- [Task details]: In the passage on blame and learning culture, copy everything from "Ok, one thing" down to "own cartoon collection." word for word.

Ok, one thing that I have done with one of my clients, who is interested in capturing this knowledge without being attributed to "Oh, you screwed up", was to analyze the types of archetype that came up in the organization. Archetypes are different from stereotypes; stereotypes are classically somebody you would like to be, or somebody you are happy you're not. Archetypes are a mixture of attributes, so that you can identify part of yourself in every archetype. We did an exercise to analyze and discover a number of archetypes and then we had a cartoonist come in and draw a number of head and body positions of cartoon characters illustrating these archetypes. When you screwed up your job was to put together a cartoon in Photoshop or in whatever describing this thing and put together you own cartoon collection.
30. Building cartoons? No kidding, that's great!
But this gets back to one of the most important things that we have to realize: this idea of transparency in everything. This is one of the first things I teach in my Scrum course: "We don't make mistakes, we learn." And one of the greatest challenges that we have is getting away from a mistake- or blame-driven culture into a learning culture, because that is something we have been taught from our time in school. In school you don't learn... what you realize in school is how to get the answers outside of school so that when the teacher comes in and asks "Who knows bla bla bla, what the answer to this question is?" you are the one to put up your hand because you have learned it outside and you can show off that you know it already. That's what schools are teaching us.
And any time you get blamed for trying something and not being successful, you are going to be scared about doing that again. And any culture, any method that deals with removing waste, removing being able to try things because of the blame culture, is at least in my eyes just going in the wrong direction.

- [Data section]:
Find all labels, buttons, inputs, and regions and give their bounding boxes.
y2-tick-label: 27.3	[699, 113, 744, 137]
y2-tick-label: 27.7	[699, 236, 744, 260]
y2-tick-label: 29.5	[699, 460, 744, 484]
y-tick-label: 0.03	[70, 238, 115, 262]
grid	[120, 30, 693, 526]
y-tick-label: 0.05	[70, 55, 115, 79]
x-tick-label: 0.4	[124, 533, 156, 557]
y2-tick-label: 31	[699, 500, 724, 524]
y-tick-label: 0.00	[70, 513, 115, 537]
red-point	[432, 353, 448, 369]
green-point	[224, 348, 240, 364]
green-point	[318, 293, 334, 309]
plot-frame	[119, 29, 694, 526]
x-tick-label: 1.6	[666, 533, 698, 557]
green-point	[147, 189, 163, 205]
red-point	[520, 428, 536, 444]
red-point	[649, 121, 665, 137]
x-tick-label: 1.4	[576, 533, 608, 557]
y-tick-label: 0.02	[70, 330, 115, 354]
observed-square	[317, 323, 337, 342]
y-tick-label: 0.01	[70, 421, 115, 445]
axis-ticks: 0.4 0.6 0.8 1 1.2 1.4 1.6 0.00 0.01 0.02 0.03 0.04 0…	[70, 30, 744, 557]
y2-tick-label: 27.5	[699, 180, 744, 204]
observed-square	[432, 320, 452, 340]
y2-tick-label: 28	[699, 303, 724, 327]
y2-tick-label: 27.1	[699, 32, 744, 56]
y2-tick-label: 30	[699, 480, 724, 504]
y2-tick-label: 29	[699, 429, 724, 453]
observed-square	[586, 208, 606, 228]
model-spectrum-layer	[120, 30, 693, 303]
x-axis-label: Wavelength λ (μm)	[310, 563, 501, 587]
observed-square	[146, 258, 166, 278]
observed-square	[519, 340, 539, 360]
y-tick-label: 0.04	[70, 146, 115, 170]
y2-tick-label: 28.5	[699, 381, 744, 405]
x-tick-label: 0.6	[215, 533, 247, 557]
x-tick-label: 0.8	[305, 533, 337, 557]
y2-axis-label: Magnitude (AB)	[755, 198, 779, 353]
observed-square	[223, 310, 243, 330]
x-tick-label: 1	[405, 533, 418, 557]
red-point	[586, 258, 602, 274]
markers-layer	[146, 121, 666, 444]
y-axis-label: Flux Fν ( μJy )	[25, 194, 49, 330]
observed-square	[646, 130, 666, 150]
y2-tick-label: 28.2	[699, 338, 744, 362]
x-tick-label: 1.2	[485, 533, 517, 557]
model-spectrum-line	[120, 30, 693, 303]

- [Answer area]:
Ok, one thing that I have done with one of my clients, who is interested in capturing this knowledge without being attributed to "Oh, you screwed up", was to analyze the types of archetype that came up in the organization. Archetypes are different from stereotypes; stereotypes are classically somebody you would like to be, or somebody you are happy you're not. Archetypes are a mixture of attributes, so that you can identify part of yourself in every archetype. We did an exercise to analyze and discover a number of archetypes and then we had a cartoonist come in and draw a number of head and body positions of cartoon characters illustrating these archetypes. When you screwed up your job was to put together a cartoon in Photoshop or in whatever describing this thing and put together you own cartoon collection.